#### [TASK TO COMPLETE]
Please find every line below that includes "title" and report how many there are. Nothing else is needed.

#### [DATA SUPPLIED]

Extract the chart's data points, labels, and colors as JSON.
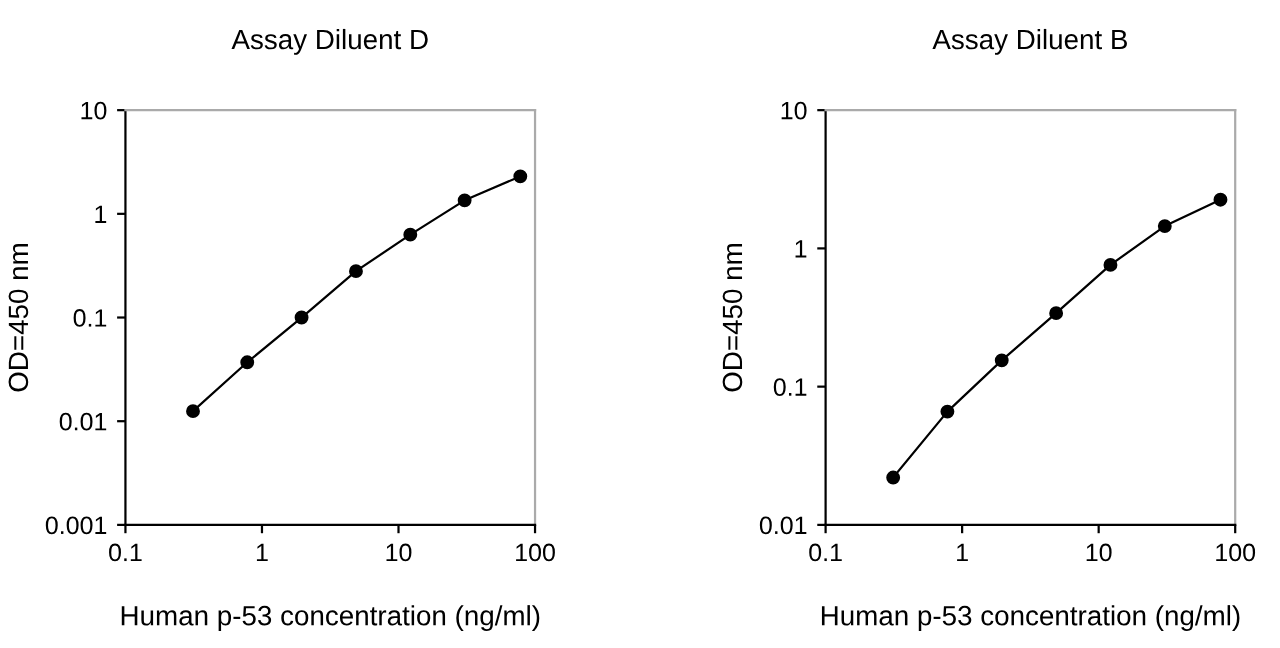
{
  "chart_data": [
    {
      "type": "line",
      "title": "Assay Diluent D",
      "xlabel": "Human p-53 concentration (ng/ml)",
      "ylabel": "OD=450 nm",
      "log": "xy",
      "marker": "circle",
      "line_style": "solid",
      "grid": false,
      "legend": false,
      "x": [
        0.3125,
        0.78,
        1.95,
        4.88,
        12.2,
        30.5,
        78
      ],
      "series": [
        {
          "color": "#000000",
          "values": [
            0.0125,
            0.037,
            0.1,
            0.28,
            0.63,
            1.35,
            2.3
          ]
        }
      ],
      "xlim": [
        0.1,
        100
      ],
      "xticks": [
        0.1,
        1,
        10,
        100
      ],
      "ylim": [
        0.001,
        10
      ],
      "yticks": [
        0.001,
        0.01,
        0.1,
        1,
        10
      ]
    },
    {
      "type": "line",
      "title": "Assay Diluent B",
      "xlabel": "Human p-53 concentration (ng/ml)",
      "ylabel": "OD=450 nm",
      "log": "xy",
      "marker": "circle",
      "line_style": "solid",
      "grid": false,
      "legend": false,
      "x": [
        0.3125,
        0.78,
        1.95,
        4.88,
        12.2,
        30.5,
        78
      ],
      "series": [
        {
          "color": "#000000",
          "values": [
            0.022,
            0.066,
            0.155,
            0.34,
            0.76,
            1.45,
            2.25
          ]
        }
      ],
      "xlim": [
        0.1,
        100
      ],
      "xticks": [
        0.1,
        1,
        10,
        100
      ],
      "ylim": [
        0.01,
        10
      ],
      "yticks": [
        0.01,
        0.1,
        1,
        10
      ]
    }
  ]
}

...

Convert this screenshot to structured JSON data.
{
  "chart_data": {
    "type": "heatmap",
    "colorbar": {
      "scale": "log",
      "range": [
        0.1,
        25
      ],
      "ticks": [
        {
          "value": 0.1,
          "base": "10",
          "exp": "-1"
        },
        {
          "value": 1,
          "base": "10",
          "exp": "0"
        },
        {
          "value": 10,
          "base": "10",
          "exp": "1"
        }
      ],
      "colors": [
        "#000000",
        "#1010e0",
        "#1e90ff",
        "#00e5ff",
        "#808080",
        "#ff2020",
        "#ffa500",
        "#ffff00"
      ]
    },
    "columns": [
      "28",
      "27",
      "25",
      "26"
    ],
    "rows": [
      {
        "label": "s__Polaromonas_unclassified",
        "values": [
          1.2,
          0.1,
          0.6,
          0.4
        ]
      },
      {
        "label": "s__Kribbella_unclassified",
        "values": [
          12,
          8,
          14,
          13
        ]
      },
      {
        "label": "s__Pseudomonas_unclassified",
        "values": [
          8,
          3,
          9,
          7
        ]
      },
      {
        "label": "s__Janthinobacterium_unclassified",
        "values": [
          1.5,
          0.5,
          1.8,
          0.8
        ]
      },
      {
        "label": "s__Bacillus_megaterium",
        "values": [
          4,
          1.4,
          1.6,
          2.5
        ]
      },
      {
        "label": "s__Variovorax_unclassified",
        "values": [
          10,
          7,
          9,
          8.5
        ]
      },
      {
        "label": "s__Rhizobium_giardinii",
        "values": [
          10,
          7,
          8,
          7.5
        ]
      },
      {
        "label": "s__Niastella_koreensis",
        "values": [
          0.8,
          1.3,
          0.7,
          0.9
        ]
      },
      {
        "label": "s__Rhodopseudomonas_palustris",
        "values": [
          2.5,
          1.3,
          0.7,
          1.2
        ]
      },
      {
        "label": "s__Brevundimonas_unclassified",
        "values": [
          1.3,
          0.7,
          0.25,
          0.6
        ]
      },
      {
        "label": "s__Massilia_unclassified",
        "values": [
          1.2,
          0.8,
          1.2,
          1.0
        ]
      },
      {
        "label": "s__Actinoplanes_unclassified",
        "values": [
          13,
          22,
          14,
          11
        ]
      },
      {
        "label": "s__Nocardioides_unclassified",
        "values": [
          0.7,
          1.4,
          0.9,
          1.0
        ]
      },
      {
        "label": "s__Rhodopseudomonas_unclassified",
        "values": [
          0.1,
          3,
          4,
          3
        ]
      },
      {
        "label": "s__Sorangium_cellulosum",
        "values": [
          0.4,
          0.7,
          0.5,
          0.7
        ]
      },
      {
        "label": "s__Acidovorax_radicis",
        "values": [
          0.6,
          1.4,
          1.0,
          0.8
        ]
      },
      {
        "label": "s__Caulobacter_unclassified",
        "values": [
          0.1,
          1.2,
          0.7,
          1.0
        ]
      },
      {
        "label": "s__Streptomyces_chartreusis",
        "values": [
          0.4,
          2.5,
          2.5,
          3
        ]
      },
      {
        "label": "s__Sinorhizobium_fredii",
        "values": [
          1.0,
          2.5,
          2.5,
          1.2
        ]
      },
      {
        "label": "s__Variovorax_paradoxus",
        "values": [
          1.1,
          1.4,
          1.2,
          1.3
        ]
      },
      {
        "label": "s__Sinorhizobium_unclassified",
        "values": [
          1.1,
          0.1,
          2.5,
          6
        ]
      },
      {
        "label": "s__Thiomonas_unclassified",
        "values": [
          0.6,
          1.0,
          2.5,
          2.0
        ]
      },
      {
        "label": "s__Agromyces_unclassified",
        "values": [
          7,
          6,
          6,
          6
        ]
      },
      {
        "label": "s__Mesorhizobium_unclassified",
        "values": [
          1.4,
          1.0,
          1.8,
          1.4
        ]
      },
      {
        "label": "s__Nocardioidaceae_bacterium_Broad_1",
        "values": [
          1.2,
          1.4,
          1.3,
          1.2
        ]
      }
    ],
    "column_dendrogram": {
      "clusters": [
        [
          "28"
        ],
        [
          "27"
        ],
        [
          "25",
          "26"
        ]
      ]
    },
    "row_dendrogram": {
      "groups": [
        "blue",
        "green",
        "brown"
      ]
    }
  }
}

#### [RESPONSE TO THIS TASK]
2